TASK DIRECTIONS: Copy every line of the material below word for word.

[Stored items]
[Begin]

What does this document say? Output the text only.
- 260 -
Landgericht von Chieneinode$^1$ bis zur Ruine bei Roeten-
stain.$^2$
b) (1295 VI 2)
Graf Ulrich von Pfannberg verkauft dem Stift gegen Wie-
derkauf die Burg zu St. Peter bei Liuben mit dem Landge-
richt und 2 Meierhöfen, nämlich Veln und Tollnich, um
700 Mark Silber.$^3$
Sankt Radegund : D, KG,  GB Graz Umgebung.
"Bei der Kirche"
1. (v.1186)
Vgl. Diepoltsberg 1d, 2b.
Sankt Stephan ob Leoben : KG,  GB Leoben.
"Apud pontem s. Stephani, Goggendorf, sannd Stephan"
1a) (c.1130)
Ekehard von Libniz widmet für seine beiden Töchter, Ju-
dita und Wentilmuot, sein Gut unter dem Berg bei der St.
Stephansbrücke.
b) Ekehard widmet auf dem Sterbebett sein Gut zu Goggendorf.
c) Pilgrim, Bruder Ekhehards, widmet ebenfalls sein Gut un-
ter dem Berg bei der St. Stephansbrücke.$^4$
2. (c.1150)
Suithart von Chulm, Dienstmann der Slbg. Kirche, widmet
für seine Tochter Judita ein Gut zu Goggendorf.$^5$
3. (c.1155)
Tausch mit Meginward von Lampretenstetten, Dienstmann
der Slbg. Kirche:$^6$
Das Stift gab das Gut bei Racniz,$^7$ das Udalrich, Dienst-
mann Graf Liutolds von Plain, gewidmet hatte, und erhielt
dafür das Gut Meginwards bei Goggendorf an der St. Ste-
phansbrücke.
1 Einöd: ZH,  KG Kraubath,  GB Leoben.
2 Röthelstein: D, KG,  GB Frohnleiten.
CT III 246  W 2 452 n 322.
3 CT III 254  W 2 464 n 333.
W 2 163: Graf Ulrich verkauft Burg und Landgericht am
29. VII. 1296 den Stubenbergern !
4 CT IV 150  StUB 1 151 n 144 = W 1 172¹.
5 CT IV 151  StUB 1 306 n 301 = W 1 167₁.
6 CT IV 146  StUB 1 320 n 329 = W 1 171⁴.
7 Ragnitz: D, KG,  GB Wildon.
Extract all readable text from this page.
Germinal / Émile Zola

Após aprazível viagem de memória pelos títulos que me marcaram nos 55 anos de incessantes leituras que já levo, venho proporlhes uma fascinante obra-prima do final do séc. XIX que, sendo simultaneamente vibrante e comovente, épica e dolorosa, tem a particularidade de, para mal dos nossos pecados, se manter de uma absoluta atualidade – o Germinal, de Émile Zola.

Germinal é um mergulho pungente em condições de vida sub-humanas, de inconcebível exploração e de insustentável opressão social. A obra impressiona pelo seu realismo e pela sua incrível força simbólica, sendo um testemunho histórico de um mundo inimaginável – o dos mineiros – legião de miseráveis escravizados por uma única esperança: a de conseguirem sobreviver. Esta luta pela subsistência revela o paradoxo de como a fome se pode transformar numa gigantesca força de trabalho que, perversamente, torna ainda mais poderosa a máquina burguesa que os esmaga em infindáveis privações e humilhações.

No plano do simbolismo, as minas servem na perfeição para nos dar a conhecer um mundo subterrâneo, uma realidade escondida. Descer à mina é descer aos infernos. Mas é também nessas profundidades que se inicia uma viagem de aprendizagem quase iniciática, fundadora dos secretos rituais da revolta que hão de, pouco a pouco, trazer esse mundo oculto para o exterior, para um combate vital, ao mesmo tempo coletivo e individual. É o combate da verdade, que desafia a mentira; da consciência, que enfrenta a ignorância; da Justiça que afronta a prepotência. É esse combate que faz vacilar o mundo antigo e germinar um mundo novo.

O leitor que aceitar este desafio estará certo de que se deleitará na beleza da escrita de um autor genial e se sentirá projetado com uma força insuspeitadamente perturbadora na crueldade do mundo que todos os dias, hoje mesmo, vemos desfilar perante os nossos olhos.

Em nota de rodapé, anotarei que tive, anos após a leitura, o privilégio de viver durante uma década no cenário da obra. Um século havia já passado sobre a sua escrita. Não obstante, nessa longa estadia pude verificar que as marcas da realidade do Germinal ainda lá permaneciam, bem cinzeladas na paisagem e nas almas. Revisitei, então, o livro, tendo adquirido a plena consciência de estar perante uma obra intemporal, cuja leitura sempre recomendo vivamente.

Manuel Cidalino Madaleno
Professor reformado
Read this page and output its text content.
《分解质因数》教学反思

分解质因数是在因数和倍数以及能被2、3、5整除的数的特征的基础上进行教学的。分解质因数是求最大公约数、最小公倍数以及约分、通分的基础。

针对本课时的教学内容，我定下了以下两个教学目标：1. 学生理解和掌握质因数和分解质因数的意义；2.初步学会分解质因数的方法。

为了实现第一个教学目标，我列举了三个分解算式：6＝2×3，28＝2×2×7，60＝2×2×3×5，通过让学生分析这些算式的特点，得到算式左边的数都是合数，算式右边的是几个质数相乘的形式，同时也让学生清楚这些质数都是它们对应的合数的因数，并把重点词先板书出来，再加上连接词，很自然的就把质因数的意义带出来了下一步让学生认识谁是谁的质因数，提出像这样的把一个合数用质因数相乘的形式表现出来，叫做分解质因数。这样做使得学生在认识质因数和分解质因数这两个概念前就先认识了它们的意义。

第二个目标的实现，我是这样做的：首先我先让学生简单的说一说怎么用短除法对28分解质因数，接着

[End]

OUTPUT FOR THIS EXERCISE:
What does this document say? Output the text only.
- 260 -
Landgericht von Chieneinode$^1$ bis zur Ruine bei Roeten-
stain.$^2$
b) (1295 VI 2)
Graf Ulrich von Pfannberg verkauft dem Stift gegen Wie-
derkauf die Burg zu St. Peter bei Liuben mit dem Landge-
richt und 2 Meierhöfen, nämlich Veln und Tollnich, um
700 Mark Silber.$^3$
Sankt Radegund : D, KG,  GB Graz Umgebung.
"Bei der Kirche"
1. (v.1186)
Vgl. Diepoltsberg 1d, 2b.
Sankt Stephan ob Leoben : KG,  GB Leoben.
"Apud pontem s. Stephani, Goggendorf, sannd Stephan"
1a) (c.1130)
Ekehard von Libniz widmet für seine beiden Töchter, Ju-
dita und Wentilmuot, sein Gut unter dem Berg bei der St.
Stephansbrücke.
b) Ekehard widmet auf dem Sterbebett sein Gut zu Goggendorf.
c) Pilgrim, Bruder Ekhehards, widmet ebenfalls sein Gut un-
ter dem Berg bei der St. Stephansbrücke.$^4$
2. (c.1150)
Suithart von Chulm, Dienstmann der Slbg. Kirche, widmet
für seine Tochter Judita ein Gut zu Goggendorf.$^5$
3. (c.1155)
Tausch mit Meginward von Lampretenstetten, Dienstmann
der Slbg. Kirche:$^6$
Das Stift gab das Gut bei Racniz,$^7$ das Udalrich, Dienst-
mann Graf Liutolds von Plain, gewidmet hatte, und erhielt
dafür das Gut Meginwards bei Goggendorf an der St. Ste-
phansbrücke.
1 Einöd: ZH,  KG Kraubath,  GB Leoben.
2 Röthelstein: D, KG,  GB Frohnleiten.
CT III 246  W 2 452 n 322.
3 CT III 254  W 2 464 n 333.
W 2 163: Graf Ulrich verkauft Burg und Landgericht am
29. VII. 1296 den Stubenbergern !
4 CT IV 150  StUB 1 151 n 144 = W 1 172¹.
5 CT IV 151  StUB 1 306 n 301 = W 1 167₁.
6 CT IV 146  StUB 1 320 n 329 = W 1 171⁴.
7 Ragnitz: D, KG,  GB Wildon.
Extract all readable text from this page.
Germinal / Émile Zola

Após aprazível viagem de memória pelos títulos que me marcaram nos 55 anos de incessantes leituras que já levo, venho proporlhes uma fascinante obra-prima do final do séc. XIX que, sendo simultaneamente vibrante e comovente, épica e dolorosa, tem a particularidade de, para mal dos nossos pecados, se manter de uma absoluta atualidade – o Germinal, de Émile Zola.

Germinal é um mergulho pungente em condições de vida sub-humanas, de inconcebível exploração e de insustentável opressão social. A obra impressiona pelo seu realismo e pela sua incrível força simbólica, sendo um testemunho histórico de um mundo inimaginável – o dos mineiros – legião de miseráveis escravizados por uma única esperança: a de conseguirem sobreviver. Esta luta pela subsistência revela o paradoxo de como a fome se pode transformar numa gigantesca força de trabalho que, perversamente, torna ainda mais poderosa a máquina burguesa que os esmaga em infindáveis privações e humilhações.

No plano do simbolismo, as minas servem na perfeição para nos dar a conhecer um mundo subterrâneo, uma realidade escondida. Descer à mina é descer aos infernos. Mas é também nessas profundidades que se inicia uma viagem de aprendizagem quase iniciática, fundadora dos secretos rituais da revolta que hão de, pouco a pouco, trazer esse mundo oculto para o exterior, para um combate vital, ao mesmo tempo coletivo e individual. É o combate da verdade, que desafia a mentira; da consciência, que enfrenta a ignorância; da Justiça que afronta a prepotência. É esse combate que faz vacilar o mundo antigo e germinar um mundo novo.

O leitor que aceitar este desafio estará certo de que se deleitará na beleza da escrita de um autor genial e se sentirá projetado com uma força insuspeitadamente perturbadora na crueldade do mundo que todos os dias, hoje mesmo, vemos desfilar perante os nossos olhos.

Em nota de rodapé, anotarei que tive, anos após a leitura, o privilégio de viver durante uma década no cenário da obra. Um século havia já passado sobre a sua escrita. Não obstante, nessa longa estadia pude verificar que as marcas da realidade do Germinal ainda lá permaneciam, bem cinzeladas na paisagem e nas almas. Revisitei, então, o livro, tendo adquirido a plena consciência de estar perante uma obra intemporal, cuja leitura sempre recomendo vivamente.

Manuel Cidalino Madaleno
Professor reformado
Read this page and output its text content.
《分解质因数》教学反思

分解质因数是在因数和倍数以及能被2、3、5整除的数的特征的基础上进行教学的。分解质因数是求最大公约数、最小公倍数以及约分、通分的基础。

针对本课时的教学内容，我定下了以下两个教学目标：1. 学生理解和掌握质因数和分解质因数的意义；2.初步学会分解质因数的方法。

为了实现第一个教学目标，我列举了三个分解算式：6＝2×3，28＝2×2×7，60＝2×2×3×5，通过让学生分析这些算式的特点，得到算式左边的数都是合数，算式右边的是几个质数相乘的形式，同时也让学生清楚这些质数都是它们对应的合数的因数，并把重点词先板书出来，再加上连接词，很自然的就把质因数的意义带出来了下一步让学生认识谁是谁的质因数，提出像这样的把一个合数用质因数相乘的形式表现出来，叫做分解质因数。这样做使得学生在认识质因数和分解质因数这两个概念前就先认识了它们的意义。

第二个目标的实现，我是这样做的：首先我先让学生简单的说一说怎么用短除法对28分解质因数，接着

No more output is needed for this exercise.